Isto é de um cretinismo atroz. 12% ao ano (a taxa média de expansão dos manufaturados) supera a taxa de crescimento do comércio internacional por uma boa margem (2% ao ano), o que não sugere, de forma alguma, que o desempenho dos primários 15% ao ano, tenha PREJUDICADO o desempenho das manufaturas.
Obviamente a participação de primário na pauta aumentou e a de manufaturados caiu, mas isto está tão distante de mostrar que os manufaturados estão em franca decadência quanto o timinho da plebe da marginal sem número do título do Brasileirão de 2009.
Abs
"Acho que não dá para confundir taxa REAL com taxa NOMINAL de câmbio. Para apreciar a taxa REAL de câmbio, a China teria que reduzir sua poupança (e os EUA aumentarem a sua), o que não parece que vai ocorrer."
Será que essa pressão pela flutuação do yuan não é para fins financeiros (como a arbitragem da taxa cambial e a formação de reservas) ou puramente por uma relação comercial.
Alex,
Sempre acompanho seus textos, gosto e admiro sua paciência para responder os comentários no seu blog. Eu sei que você quase sempre escreve sobre a economia brasileira, mas gostaria de fazer uma pergunta sobre a economia americana. O que você acha da tese do Scott Sumner de que a política monetária do FED não foi suficientemente expansionista durante a crise a pesar da redução da taxa de juros e grande aumento do balanço do FED? Ele sugere que o FED adote ou metas de inflação ou uma meta de PIB nominal (opção favorita do autor que sugere 5%)?

──────────

Objetivo do exercício. No trecho sobre câmbio e comércio, copie tudo o que vai de "Será que essa" até "uma relação comercial.", trocando "yuan" por "renminbi".

Registros extraídos:
──────────

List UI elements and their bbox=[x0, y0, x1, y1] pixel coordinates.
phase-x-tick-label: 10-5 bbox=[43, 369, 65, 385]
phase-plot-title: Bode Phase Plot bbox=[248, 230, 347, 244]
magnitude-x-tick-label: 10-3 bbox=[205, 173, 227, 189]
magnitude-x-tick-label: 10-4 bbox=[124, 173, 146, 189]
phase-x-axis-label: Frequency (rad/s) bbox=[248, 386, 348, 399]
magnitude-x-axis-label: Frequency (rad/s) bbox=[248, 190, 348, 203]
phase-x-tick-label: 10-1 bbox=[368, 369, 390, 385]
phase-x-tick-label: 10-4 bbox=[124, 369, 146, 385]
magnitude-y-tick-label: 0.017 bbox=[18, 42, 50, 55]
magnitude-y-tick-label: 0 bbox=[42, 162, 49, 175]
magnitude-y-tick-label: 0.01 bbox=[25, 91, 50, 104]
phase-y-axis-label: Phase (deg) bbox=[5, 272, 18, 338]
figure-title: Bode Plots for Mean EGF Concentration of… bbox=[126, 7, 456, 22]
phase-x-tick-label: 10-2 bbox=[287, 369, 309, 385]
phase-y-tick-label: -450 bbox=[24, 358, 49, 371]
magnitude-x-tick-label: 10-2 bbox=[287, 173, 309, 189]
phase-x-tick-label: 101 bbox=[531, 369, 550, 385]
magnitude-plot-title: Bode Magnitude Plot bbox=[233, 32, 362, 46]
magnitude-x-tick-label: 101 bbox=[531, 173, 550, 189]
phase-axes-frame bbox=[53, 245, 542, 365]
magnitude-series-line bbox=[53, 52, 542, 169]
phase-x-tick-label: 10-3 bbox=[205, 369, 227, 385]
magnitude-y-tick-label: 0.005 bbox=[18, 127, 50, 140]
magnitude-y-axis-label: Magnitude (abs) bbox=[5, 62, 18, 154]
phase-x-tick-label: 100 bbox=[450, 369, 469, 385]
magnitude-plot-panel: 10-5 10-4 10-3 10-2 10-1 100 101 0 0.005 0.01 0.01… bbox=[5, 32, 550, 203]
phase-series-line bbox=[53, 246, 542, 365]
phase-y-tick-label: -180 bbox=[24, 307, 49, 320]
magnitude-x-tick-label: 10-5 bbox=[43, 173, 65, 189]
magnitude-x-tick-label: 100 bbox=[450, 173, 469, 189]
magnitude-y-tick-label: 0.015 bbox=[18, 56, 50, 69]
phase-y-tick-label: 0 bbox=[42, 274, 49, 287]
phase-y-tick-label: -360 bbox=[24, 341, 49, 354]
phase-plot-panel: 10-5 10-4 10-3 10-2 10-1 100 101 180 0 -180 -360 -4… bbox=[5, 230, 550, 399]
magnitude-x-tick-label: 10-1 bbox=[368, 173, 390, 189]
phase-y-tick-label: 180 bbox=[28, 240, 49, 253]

──────────

Resposta.
Será que essa pressão pela flutuação do renminbi não é para fins financeiros (como a arbitragem da taxa cambial e a formação de reservas) ou puramente por uma relação comercial.